(JOB)
Tally the lines that hold the word "this" and reply with that figure only.
--- Begin DATA SUPPLIED ---
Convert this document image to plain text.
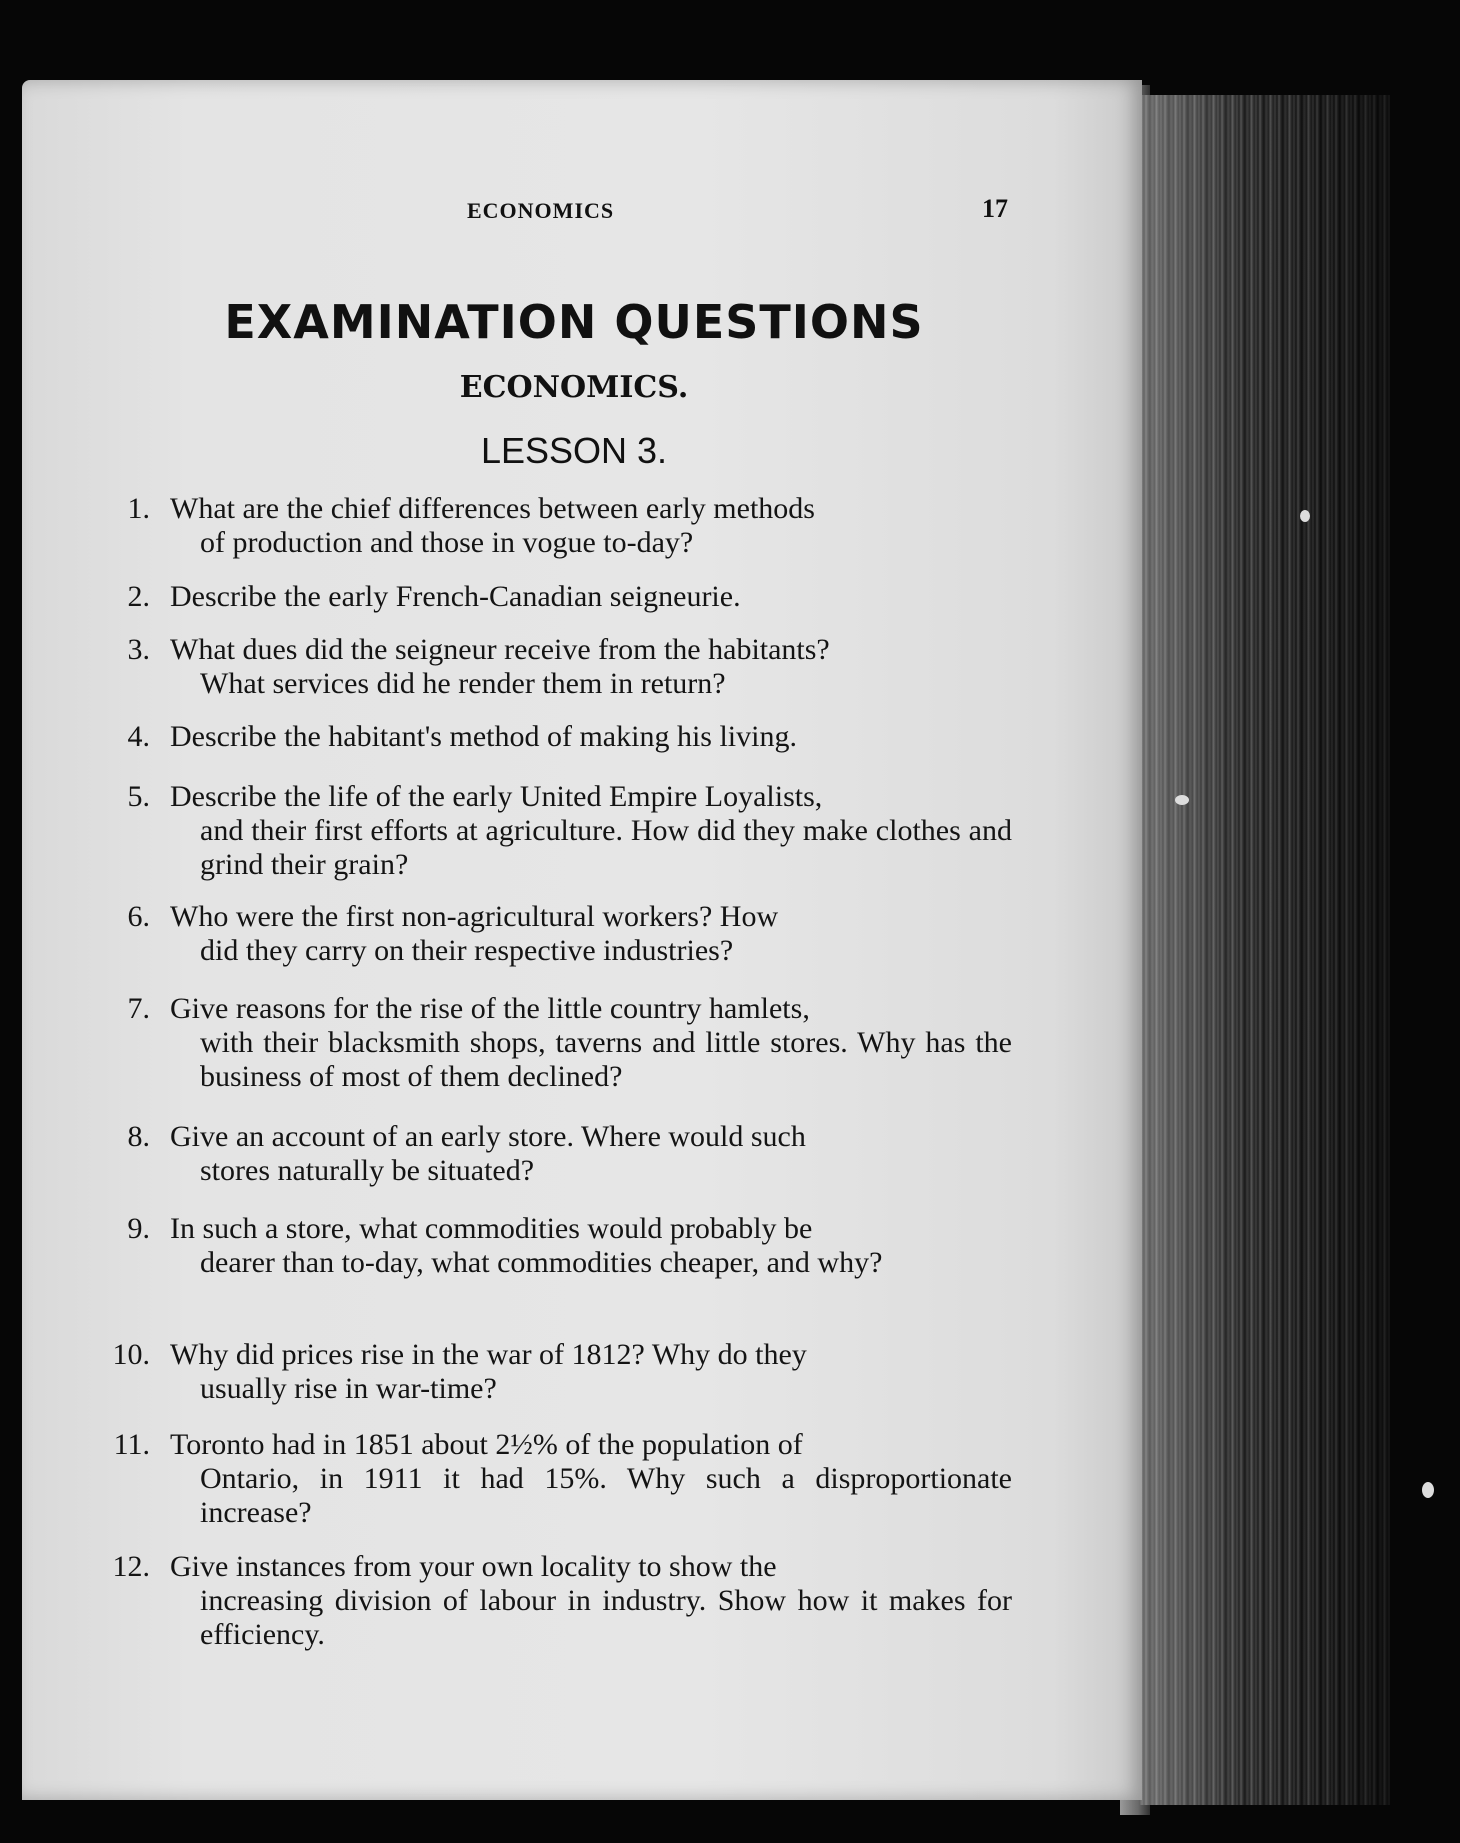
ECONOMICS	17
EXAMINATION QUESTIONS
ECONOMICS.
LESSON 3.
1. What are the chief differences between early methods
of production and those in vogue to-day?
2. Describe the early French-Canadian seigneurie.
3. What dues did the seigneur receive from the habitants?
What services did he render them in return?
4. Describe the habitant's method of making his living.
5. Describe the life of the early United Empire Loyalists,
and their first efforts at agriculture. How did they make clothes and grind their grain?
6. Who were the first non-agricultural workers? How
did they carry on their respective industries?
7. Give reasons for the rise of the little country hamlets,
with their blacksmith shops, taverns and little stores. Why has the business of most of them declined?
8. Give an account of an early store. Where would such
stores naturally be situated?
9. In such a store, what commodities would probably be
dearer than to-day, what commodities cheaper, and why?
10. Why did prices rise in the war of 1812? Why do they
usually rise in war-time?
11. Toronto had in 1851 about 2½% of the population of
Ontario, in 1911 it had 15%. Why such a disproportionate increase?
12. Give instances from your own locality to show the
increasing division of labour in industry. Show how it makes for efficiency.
--- End DATA SUPPLIED ---
--- Begin DATA SUPPLIED ---
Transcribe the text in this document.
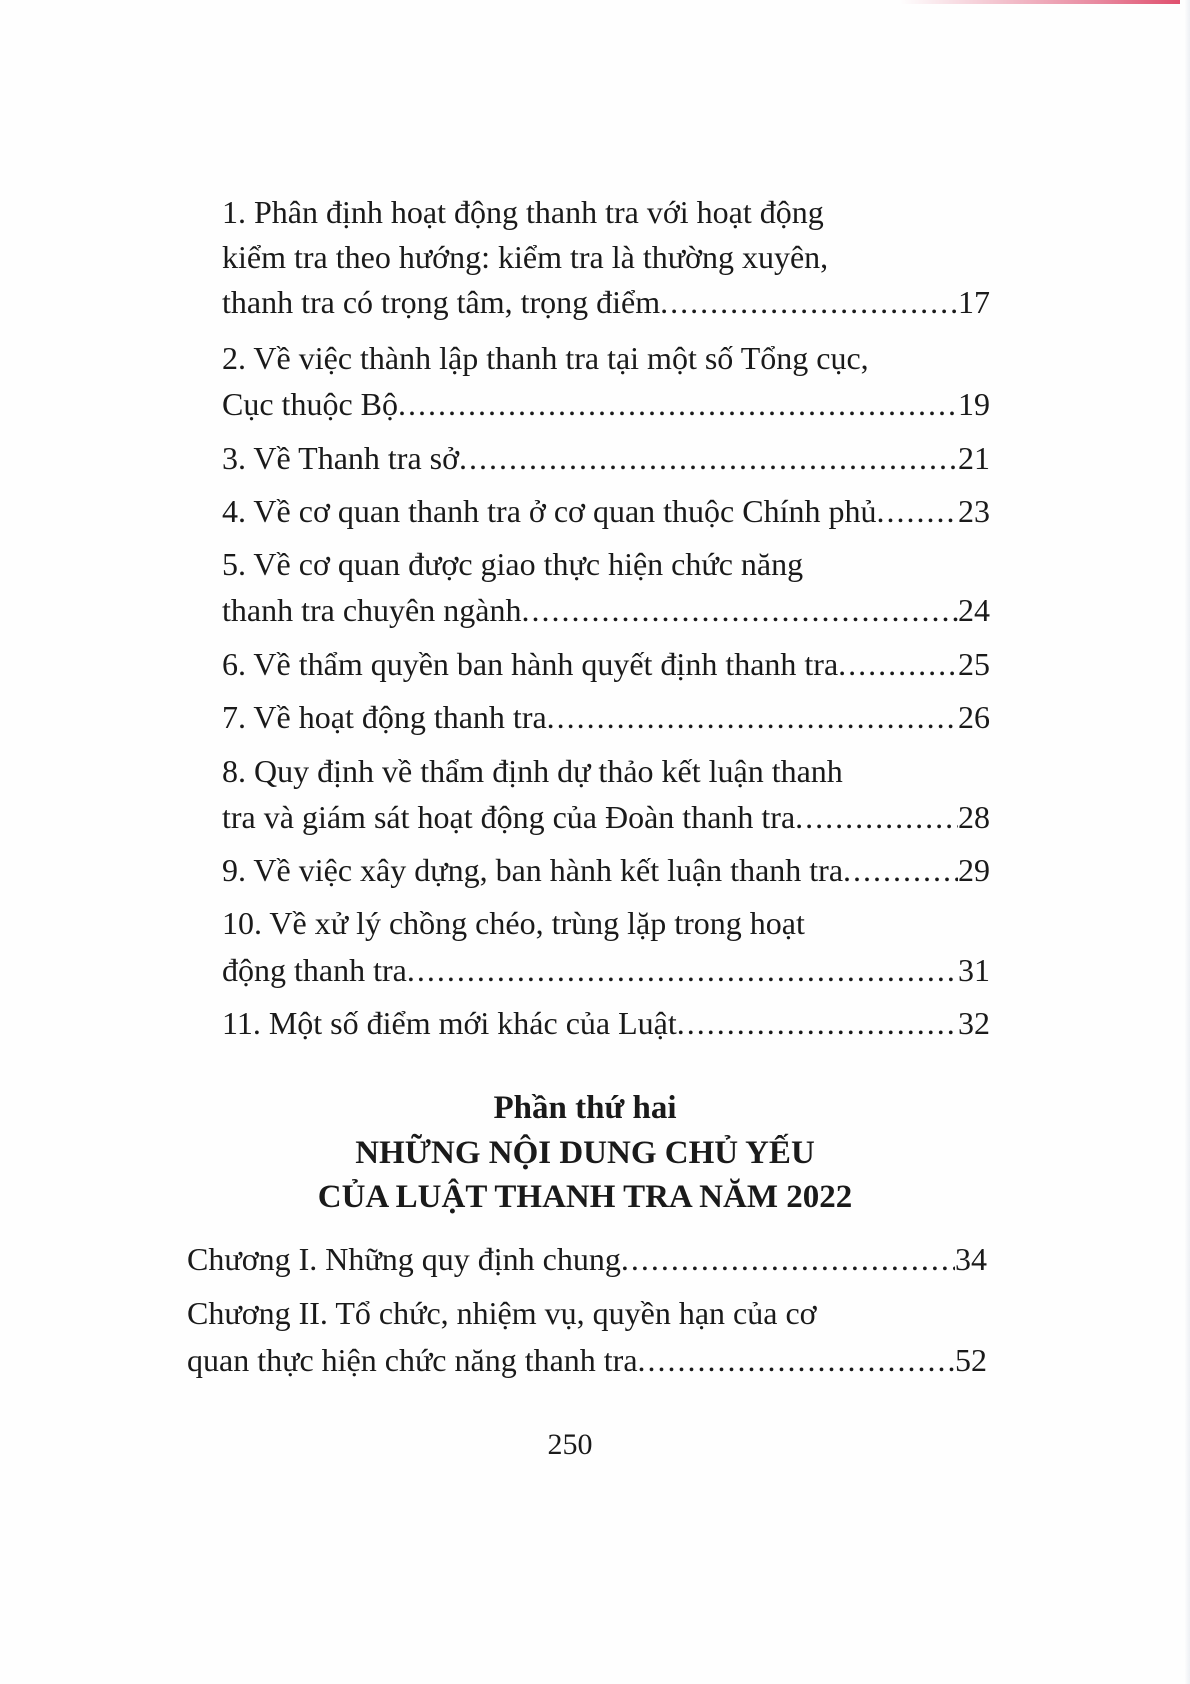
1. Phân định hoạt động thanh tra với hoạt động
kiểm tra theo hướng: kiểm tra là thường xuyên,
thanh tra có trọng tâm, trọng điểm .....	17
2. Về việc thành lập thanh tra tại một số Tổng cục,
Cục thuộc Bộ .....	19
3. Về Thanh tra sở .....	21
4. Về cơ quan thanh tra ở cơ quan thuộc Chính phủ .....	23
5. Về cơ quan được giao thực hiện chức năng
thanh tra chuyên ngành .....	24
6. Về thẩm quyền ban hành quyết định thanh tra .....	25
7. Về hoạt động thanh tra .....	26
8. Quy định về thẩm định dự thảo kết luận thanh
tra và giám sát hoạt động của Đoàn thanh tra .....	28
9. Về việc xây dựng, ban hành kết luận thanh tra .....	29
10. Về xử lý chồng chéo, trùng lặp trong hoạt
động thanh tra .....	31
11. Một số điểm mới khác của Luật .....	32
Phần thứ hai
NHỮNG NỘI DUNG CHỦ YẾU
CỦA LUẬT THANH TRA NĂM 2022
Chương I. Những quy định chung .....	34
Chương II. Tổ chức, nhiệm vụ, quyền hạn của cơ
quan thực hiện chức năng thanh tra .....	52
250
--- End DATA SUPPLIED ---
(FINAL RESULT)
2